Do this: Show all lines that include the string "grenouillettes"; copy each one.

··· Provided records

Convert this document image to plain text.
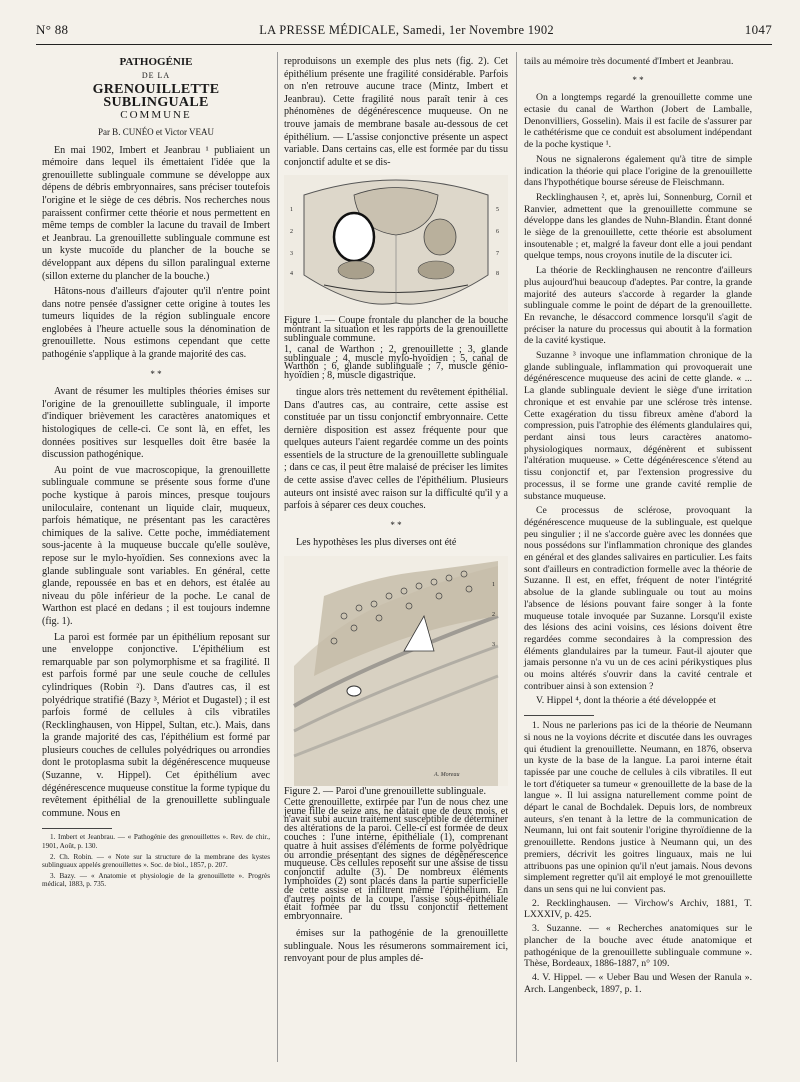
N° 88	LA PRESSE MÉDICALE, Samedi, 1er Novembre 1902	1047
PATHOGÉNIE
DE LA
GRENOUILLETTE SUBLINGUALE
COMMUNE
Par B. CUNÉO et Victor VEAU

En mai 1902, Imbert et Jeanbrau ¹ publiaient un mémoire dans lequel ils émettaient l'idée que la grenouillette sublinguale commune se développe aux dépens de débris embryonnaires, sans préciser toutefois l'origine et le siège de ces débris. Nos recherches nous paraissent confirmer cette théorie et nous permettent en même temps de combler la lacune du travail de Imbert et Jeanbrau. La grenouillette sublinguale commune est un kyste mucoïde du plancher de la bouche se développant aux dépens du sillon paralingual externe (sillon externe du plancher de la bouche.)

Hâtons-nous d'ailleurs d'ajouter qu'il n'entre point dans notre pensée d'assigner cette origine à toutes les tumeurs liquides de la région sublinguale encore englobées à l'heure actuelle sous la dénomination de grenouillette. Nous estimons cependant que cette pathogénie s'applique à la grande majorité des cas.

* *

Avant de résumer les multiples théories émises sur l'origine de la grenouillette sublinguale, il importe d'indiquer brièvement les caractères anatomiques et histologiques de celle-ci. Ce sont là, en effet, les données positives sur lesquelles doit être basée la discussion pathogénique.

Au point de vue macroscopique, la grenouillette sublinguale commune se présente sous forme d'une poche kystique à parois minces, presque toujours uniloculaire, contenant un liquide clair, muqueux, parfois hématique, ne présentant pas les caractères chimiques de la salive. Cette poche, immédiatement sous-jacente à la muqueuse buccale qu'elle soulève, repose sur le mylo-hyoïdien. Ses connexions avec la glande sublinguale sont variables. En général, cette glande, repoussée en bas et en dehors, est étalée au niveau du pôle inférieur de la poche. Le canal de Warthon est placé en dedans ; il est toujours indemne (fig. 1).

La paroi est formée par un épithélium reposant sur une enveloppe conjonctive. L'épithélium est remarquable par son polymorphisme et sa fragilité. Il est parfois formé par une seule couche de cellules cylindriques (Robin ²). Dans d'autres cas, il est polyédrique stratifié (Bazy ³, Mériot et Dugastel) ; il est parfois formé de cellules à cils vibratiles (Recklinghausen, von Hippel, Sultan, etc.). Mais, dans la grande majorité des cas, l'épithélium est formé par plusieurs couches de cellules polyédriques ou arrondies dont le protoplasma subit la dégénérescence muqueuse (Suzanne, v. Hippel). Cet épithélium avec dégénérescence muqueuse constitue la forme typique du revêtement épithélial de la grenouillette sublinguale commune. Nous en

1. Imbert et Jeanbrau. — « Pathogénie des grenouillettes ». Rev. de chir., 1901, Août, p. 130.

2. Ch. Robin. — « Note sur la structure de la membrane des kystes sublinguaux appelés grenouillettes ». Soc. de biol., 1857, p. 207.

3. Bazy. — « Anatomie et physiologie de la grenouillette ». Progrès médical, 1883, p. 735.

reproduisons un exemple des plus nets (fig. 2). Cet épithélium présente une fragilité considérable. Parfois on n'en retrouve aucune trace (Mintz, Imbert et Jeanbrau). Cette fragilité nous paraît tenir à ces phénomènes de dégénérescence muqueuse. On ne trouve jamais de membrane basale au-dessous de cet épithélium. — L'assise conjonctive présente un aspect variable. Dans certains cas, elle est formée par du tissu conjonctif adulte et se dis-

1
2
3
4
5
6
7
8

Figure 1. — Coupe frontale du plancher de la bouche montrant la situation et les rapports de la grenouillette sublinguale commune.

1, canal de Warthon ; 2, grenouillette ; 3, glande sublinguale ; 4, muscle mylo-hyoïdien ; 5, canal de Warthon ; 6, glande sublinguale ; 7, muscle génio-hyoïdien ; 8, muscle digastrique.

tingue alors très nettement du revêtement épithélial. Dans d'autres cas, au contraire, cette assise est constituée par un tissu conjonctif embryonnaire. Cette dernière disposition est assez fréquente pour que quelques auteurs l'aient regardée comme un des points essentiels de la structure de la grenouillette sublinguale ; dans ce cas, il peut être malaisé de préciser les limites de cette assise d'avec celles de l'épithélium. Plusieurs auteurs ont insisté avec raison sur la difficulté qu'il y a parfois à séparer ces deux couches.

* *

Les hypothèses les plus diverses ont été

1
2
3
A. Moreau

Figure 2. — Paroi d'une grenouillette sublinguale.

Cette grenouillette, extirpée par l'un de nous chez une jeune fille de seize ans, ne datait que de deux mois, et n'avait subi aucun traitement susceptible de déterminer des altérations de la paroi. Celle-ci est formée de deux couches : l'une interne, épithéliale (1), comprenant quatre à huit assises d'éléments de forme polyédrique ou arrondie présentant des signes de dégénérescence muqueuse. Ces cellules reposent sur une assise de tissu conjonctif adulte (3). De nombreux éléments lymphoïdes (2) sont placés dans la partie superficielle de cette assise et infiltrent même l'épithélium. En d'autres points de la coupe, l'assise sous-épithéliale était formée par du tissu conjonctif nettement embryonnaire.

émises sur la pathogénie de la grenouillette sublinguale. Nous les résumerons sommairement ici, renvoyant pour de plus amples dé-

tails au mémoire très documenté d'Imbert et Jeanbrau.

* *

On a longtemps regardé la grenouillette comme une ectasie du canal de Warthon (Jobert de Lamballe, Denonvilliers, Gosselin). Mais il est facile de s'assurer par le cathétérisme que ce conduit est absolument indépendant de la poche kystique ¹.

Nous ne signalerons également qu'à titre de simple indication la théorie qui place l'origine de la grenouillette dans l'hypothétique bourse séreuse de Fleischmann.

Recklinghausen ², et, après lui, Sonnenburg, Cornil et Ranvier, admettent que la grenouillette commune se développe dans les glandes de Nuhn-Blandin. Étant donné le siège de la grenouillette, cette théorie est absolument insoutenable ; et, malgré la faveur dont elle a joui pendant quelque temps, nous croyons inutile de la discuter ici.

La théorie de Recklinghausen ne rencontre d'ailleurs plus aujourd'hui beaucoup d'adeptes. Par contre, la grande majorité des auteurs s'accorde à regarder la glande sublinguale comme le point de départ de la grenouillette. En revanche, le désaccord commence lorsqu'il s'agit de préciser la nature du processus qui aboutit à la formation de la cavité kystique.

Suzanne ³ invoque une inflammation chronique de la glande sublinguale, inflammation qui provoquerait une dégénérescence muqueuse des acini de cette glande. « ... La glande sublinguale devient le siège d'une irritation chronique et est envahie par une sclérose très intense. Cette exagération du tissu fibreux amène d'abord la compression, puis l'atrophie des éléments glandulaires qui, perdant ainsi tous leurs caractères anatomo-physiologiques normaux, dégénèrent et subissent l'altération muqueuse. » Cette dégénérescence s'étend au tissu conjonctif et, par l'extension progressive du processus, il se forme une grande cavité remplie de substance muqueuse.

Ce processus de sclérose, provoquant la dégénérescence muqueuse de la sublinguale, est quelque peu singulier ; il ne s'accorde guère avec les données que nous possédons sur l'inflammation chronique des glandes en général et des glandes salivaires en particulier. Les faits sont d'ailleurs en contradiction formelle avec la théorie de Suzanne. Il est, en effet, fréquent de noter l'intégrité absolue de la glande sublinguale ou tout au moins l'absence de lésions pouvant faire songer à la fonte muqueuse totale invoquée par Suzanne. Lorsqu'il existe des lésions des acini voisins, ces lésions doivent être regardées comme secondaires à la compression des éléments glandulaires par la tumeur. Faut-il ajouter que jamais personne n'a vu un de ces acini périkystiques plus ou moins altérés s'ouvrir dans la cavité centrale et contribuer ainsi à son extension ?

V. Hippel ⁴, dont la théorie a été développée et

1. Nous ne parlerions pas ici de la théorie de Neumann si nous ne la voyions décrite et discutée dans les ouvrages qui étudient la grenouillette. Neumann, en 1876, observa un kyste de la base de la langue. La paroi interne était tapissée par une couche de cellules à cils vibratiles. Il eut le tort d'étiqueter sa tumeur « grenouillette de la base de la langue ». Il lui assigna naturellement comme point de départ le canal de Bochdalek. Depuis lors, de nombreux auteurs, s'en tenant à la lettre de la communication de Neumann, lui ont fait soutenir l'origine thyroïdienne de la grenouillette. Rendons justice à Neumann qui, un des premiers, décrivit les goitres linguaux, mais ne lui attribuons pas une opinion qu'il n'eut jamais. Nous devons simplement regretter qu'il ait employé le mot grenouillette dans un sens qui ne lui convient pas.

2. Recklinghausen. — Virchow's Archiv, 1881, T. LXXXIV, p. 425.

3. Suzanne. — « Recherches anatomiques sur le plancher de la bouche avec étude anatomique et pathogénique de la grenouillette sublinguale commune ». Thèse, Bordeaux, 1886-1887, n° 109.

4. V. Hippel. — « Ueber Bau und Wesen der Ranula ». Arch. Langenbeck, 1897, p. 1.
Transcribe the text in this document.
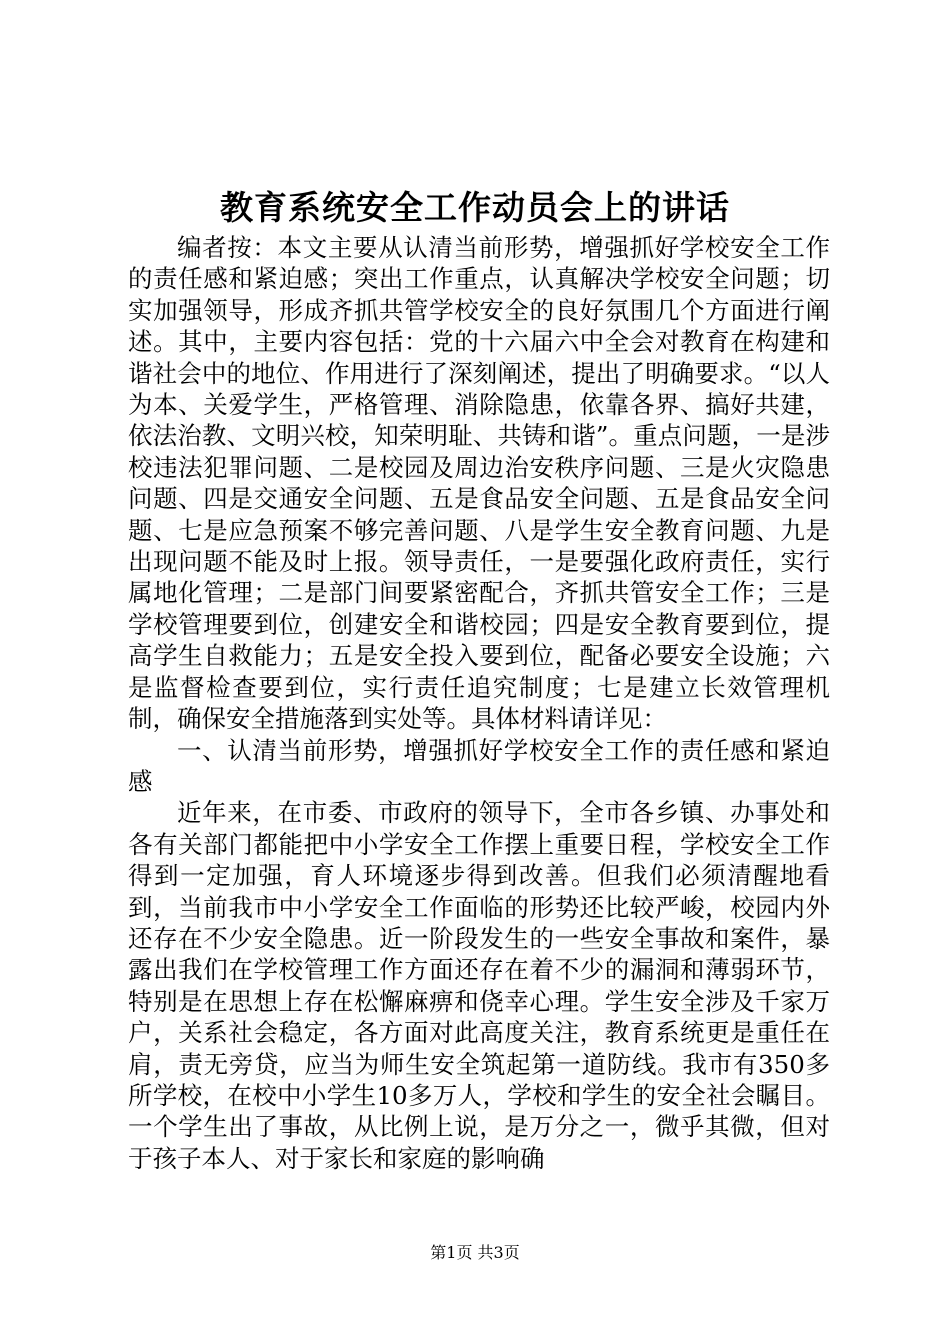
教育系统安全工作动员会上的讲话

编者按：本文主要从认清当前形势，增强抓好学校安全工作的责任感和紧迫感；突出工作重点，认真解决学校安全问题；切实加强领导，形成齐抓共管学校安全的良好氛围几个方面进行阐述。其中，主要内容包括：党的十六届六中全会对教育在构建和谐社会中的地位、作用进行了深刻阐述，提出了明确要求。“以人为本、关爱学生，严格管理、消除隐患，依靠各界、搞好共建，依法治教、文明兴校，知荣明耻、共铸和谐”。重点问题，一是涉校违法犯罪问题、二是校园及周边治安秩序问题、三是火灾隐患问题、四是交通安全问题、五是食品安全问题、五是食品安全问题、七是应急预案不够完善问题、八是学生安全教育问题、九是出现问题不能及时上报。领导责任，一是要强化政府责任，实行属地化管理；二是部门间要紧密配合，齐抓共管安全工作；三是学校管理要到位，创建安全和谐校园；四是安全教育要到位，提高学生自救能力；五是安全投入要到位，配备必要安全设施；六是监督检查要到位，实行责任追究制度；七是建立长效管理机制，确保安全措施落到实处等。具体材料请详见：

一、认清当前形势，增强抓好学校安全工作的责任感和紧迫感

近年来，在市委、市政府的领导下，全市各乡镇、办事处和各有关部门都能把中小学安全工作摆上重要日程，学校安全工作得到一定加强，育人环境逐步得到改善。但我们必须清醒地看到，当前我市中小学安全工作面临的形势还比较严峻，校园内外还存在不少安全隐患。近一阶段发生的一些安全事故和案件，暴露出我们在学校管理工作方面还存在着不少的漏洞和薄弱环节，特别是在思想上存在松懈麻痹和侥幸心理。学生安全涉及千家万户，关系社会稳定，各方面对此高度关注，教育系统更是重任在肩，责无旁贷，应当为师生安全筑起第一道防线。我市有350多所学校，在校中小学生10多万人，学校和学生的安全社会瞩目。一个学生出了事故，从比例上说，是万分之一，微乎其微，但对于孩子本人、对于家长和家庭的影响确

第1页 共3页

······

Written answer:
1. Imbert et Jeanbrau. — « Pathogénie des grenouillettes ». Rev. de chir., 1901, Août, p. 130.
2. Ch. Robin. — « Note sur la structure de la membrane des kystes sublinguaux appelés grenouillettes ». Soc. de biol., 1857, p. 207.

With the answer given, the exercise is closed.